- Objective
Quote all of the data that follows exactly as written, skipping the images.

[Stored data]

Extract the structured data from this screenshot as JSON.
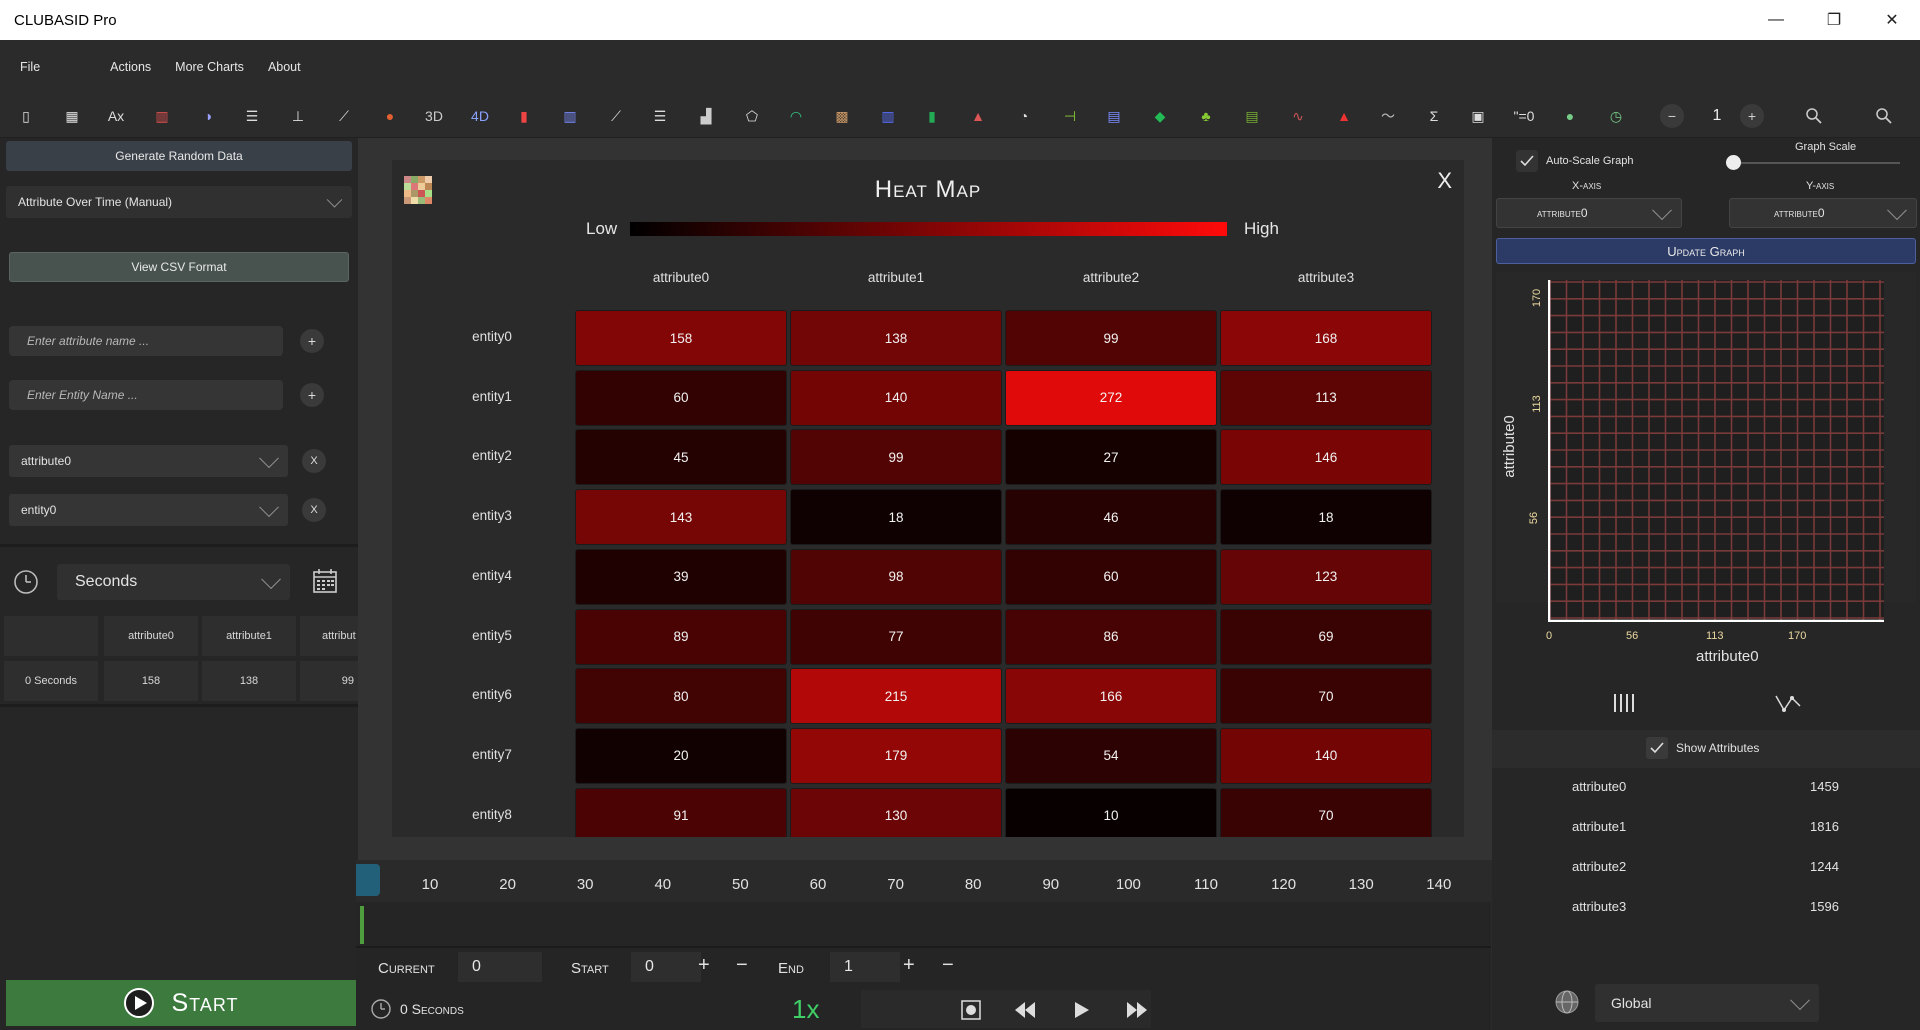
{
  "window": {
    "title": "CLUBASID Pro",
    "minimize": "—",
    "restore": "❐",
    "close": "✕"
  },
  "menu": [
    "File",
    "Actions",
    "More Charts",
    "About"
  ],
  "toolbar": {
    "icons": [
      "new-file-icon",
      "grid-icon",
      "attribute-x-icon",
      "bar-chart-icon",
      "pie-chart-icon",
      "horizontal-bar-icon",
      "histogram-icon",
      "line-chart-icon",
      "bubble-chart-icon",
      "3d-chart-icon",
      "4d-chart-icon",
      "stacked-bar-icon",
      "column-chart-icon",
      "scatter-icon",
      "multi-line-icon",
      "area-bars-icon",
      "radar-icon",
      "arc-icon",
      "heatmap-icon",
      "candlestick-icon",
      "green-bars-icon",
      "pyramid-icon",
      "donut-icon",
      "timeline-icon",
      "map-gradient-icon",
      "up-down-icon",
      "africa-map-icon",
      "green-table-icon",
      "sparkline-icon",
      "warning-icon",
      "wave-icon",
      "sigma-icon",
      "image-icon",
      "equation-icon",
      "globe-color-icon",
      "clock-icon"
    ],
    "text_3d": "3D",
    "text_4d": "4D",
    "text_eq": "\"=0",
    "zoom_value": "1"
  },
  "left": {
    "generate_label": "Generate Random Data",
    "mode_dropdown": "Attribute Over Time (Manual)",
    "view_csv_label": "View CSV Format",
    "attr_placeholder": "Enter attribute name ...",
    "entity_placeholder": "Enter Entity Name ...",
    "attr_select": "attribute0",
    "entity_select": "entity0",
    "remove_label": "X",
    "add_label": "+",
    "time_unit": "Seconds",
    "table": {
      "headers": [
        "",
        "attribute0",
        "attribute1",
        "attribut"
      ],
      "rows": [
        [
          "0 Seconds",
          "158",
          "138",
          "99"
        ]
      ]
    },
    "start_label": "Start"
  },
  "heatmap": {
    "title": "Heat Map",
    "close_label": "X",
    "legend_low": "Low",
    "legend_high": "High",
    "columns": [
      "attribute0",
      "attribute1",
      "attribute2",
      "attribute3"
    ],
    "rows": [
      "entity0",
      "entity1",
      "entity2",
      "entity3",
      "entity4",
      "entity5",
      "entity6",
      "entity7",
      "entity8"
    ],
    "colors": {
      "low": "#000000",
      "high": "#ff0a0a"
    }
  },
  "chart_data": {
    "type": "heatmap",
    "title": "Heat Map",
    "x": [
      "attribute0",
      "attribute1",
      "attribute2",
      "attribute3"
    ],
    "y": [
      "entity0",
      "entity1",
      "entity2",
      "entity3",
      "entity4",
      "entity5",
      "entity6",
      "entity7",
      "entity8"
    ],
    "values": [
      [
        158,
        138,
        99,
        168
      ],
      [
        60,
        140,
        272,
        113
      ],
      [
        45,
        99,
        27,
        146
      ],
      [
        143,
        18,
        46,
        18
      ],
      [
        39,
        98,
        60,
        123
      ],
      [
        89,
        77,
        86,
        69
      ],
      [
        80,
        215,
        166,
        70
      ],
      [
        20,
        179,
        54,
        140
      ],
      [
        91,
        130,
        10,
        70
      ]
    ],
    "legend": {
      "low": "Low",
      "high": "High"
    }
  },
  "timeline": {
    "ticks": [
      "10",
      "20",
      "30",
      "40",
      "50",
      "60",
      "70",
      "80",
      "90",
      "100",
      "110",
      "120",
      "130",
      "140"
    ],
    "current_label": "Current",
    "current_value": "0",
    "start_label": "Start",
    "start_value": "0",
    "end_label": "End",
    "end_value": "1",
    "plus": "+",
    "minus": "−",
    "elapsed": "0 Seconds",
    "speed": "1x"
  },
  "right": {
    "auto_scale_label": "Auto-Scale Graph",
    "graph_scale_label": "Graph Scale",
    "x_axis_label": "X-axis",
    "y_axis_label": "Y-axis",
    "x_axis_value": "attribute0",
    "y_axis_value": "attribute0",
    "update_label": "Update Graph",
    "mini_chart": {
      "x_ticks": [
        "0",
        "56",
        "113",
        "170"
      ],
      "y_ticks": [
        "170",
        "113",
        "56"
      ],
      "xlabel": "attribute0",
      "ylabel": "attribute0"
    },
    "show_attributes_label": "Show Attributes",
    "attributes": [
      {
        "name": "attribute0",
        "value": "1459"
      },
      {
        "name": "attribute1",
        "value": "1816"
      },
      {
        "name": "attribute2",
        "value": "1244"
      },
      {
        "name": "attribute3",
        "value": "1596"
      }
    ],
    "scope": "Global"
  }
}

- Exercise solution
Extract the structured data from this screenshot as JSON.
{
  "window": {
    "title": "CLUBASID Pro",
    "minimize": "—",
    "restore": "❐",
    "close": "✕"
  },
  "menu": [
    "File",
    "Actions",
    "More Charts",
    "About"
  ],
  "toolbar": {
    "icons": [
      "new-file-icon",
      "grid-icon",
      "attribute-x-icon",
      "bar-chart-icon",
      "pie-chart-icon",
      "horizontal-bar-icon",
      "histogram-icon",
      "line-chart-icon",
      "bubble-chart-icon",
      "3d-chart-icon",
      "4d-chart-icon",
      "stacked-bar-icon",
      "column-chart-icon",
      "scatter-icon",
      "multi-line-icon",
      "area-bars-icon",
      "radar-icon",
      "arc-icon",
      "heatmap-icon",
      "candlestick-icon",
      "green-bars-icon",
      "pyramid-icon",
      "donut-icon",
      "timeline-icon",
      "map-gradient-icon",
      "up-down-icon",
      "africa-map-icon",
      "green-table-icon",
      "sparkline-icon",
      "warning-icon",
      "wave-icon",
      "sigma-icon",
      "image-icon",
      "equation-icon",
      "globe-color-icon",
      "clock-icon"
    ],
    "text_3d": "3D",
    "text_4d": "4D",
    "text_eq": "\"=0",
    "zoom_value": "1"
  },
  "left": {
    "generate_label": "Generate Random Data",
    "mode_dropdown": "Attribute Over Time (Manual)",
    "view_csv_label": "View CSV Format",
    "attr_placeholder": "Enter attribute name ...",
    "entity_placeholder": "Enter Entity Name ...",
    "attr_select": "attribute0",
    "entity_select": "entity0",
    "remove_label": "X",
    "add_label": "+",
    "time_unit": "Seconds",
    "table": {
      "headers": [
        "",
        "attribute0",
        "attribute1",
        "attribut"
      ],
      "rows": [
        [
          "0 Seconds",
          "158",
          "138",
          "99"
        ]
      ]
    },
    "start_label": "Start"
  },
  "heatmap": {
    "title": "Heat Map",
    "close_label": "X",
    "legend_low": "Low",
    "legend_high": "High",
    "columns": [
      "attribute0",
      "attribute1",
      "attribute2",
      "attribute3"
    ],
    "rows": [
      "entity0",
      "entity1",
      "entity2",
      "entity3",
      "entity4",
      "entity5",
      "entity6",
      "entity7",
      "entity8"
    ],
    "colors": {
      "low": "#000000",
      "high": "#ff0a0a"
    }
  },
  "chart_data": {
    "type": "heatmap",
    "title": "Heat Map",
    "x": [
      "attribute0",
      "attribute1",
      "attribute2",
      "attribute3"
    ],
    "y": [
      "entity0",
      "entity1",
      "entity2",
      "entity3",
      "entity4",
      "entity5",
      "entity6",
      "entity7",
      "entity8"
    ],
    "values": [
      [
        158,
        138,
        99,
        168
      ],
      [
        60,
        140,
        272,
        113
      ],
      [
        45,
        99,
        27,
        146
      ],
      [
        143,
        18,
        46,
        18
      ],
      [
        39,
        98,
        60,
        123
      ],
      [
        89,
        77,
        86,
        69
      ],
      [
        80,
        215,
        166,
        70
      ],
      [
        20,
        179,
        54,
        140
      ],
      [
        91,
        130,
        10,
        70
      ]
    ],
    "legend": {
      "low": "Low",
      "high": "High"
    }
  },
  "timeline": {
    "ticks": [
      "10",
      "20",
      "30",
      "40",
      "50",
      "60",
      "70",
      "80",
      "90",
      "100",
      "110",
      "120",
      "130",
      "140"
    ],
    "current_label": "Current",
    "current_value": "0",
    "start_label": "Start",
    "start_value": "0",
    "end_label": "End",
    "end_value": "1",
    "plus": "+",
    "minus": "−",
    "elapsed": "0 Seconds",
    "speed": "1x"
  },
  "right": {
    "auto_scale_label": "Auto-Scale Graph",
    "graph_scale_label": "Graph Scale",
    "x_axis_label": "X-axis",
    "y_axis_label": "Y-axis",
    "x_axis_value": "attribute0",
    "y_axis_value": "attribute0",
    "update_label": "Update Graph",
    "mini_chart": {
      "x_ticks": [
        "0",
        "56",
        "113",
        "170"
      ],
      "y_ticks": [
        "170",
        "113",
        "56"
      ],
      "xlabel": "attribute0",
      "ylabel": "attribute0"
    },
    "show_attributes_label": "Show Attributes",
    "attributes": [
      {
        "name": "attribute0",
        "value": "1459"
      },
      {
        "name": "attribute1",
        "value": "1816"
      },
      {
        "name": "attribute2",
        "value": "1244"
      },
      {
        "name": "attribute3",
        "value": "1596"
      }
    ],
    "scope": "Global"
  }
}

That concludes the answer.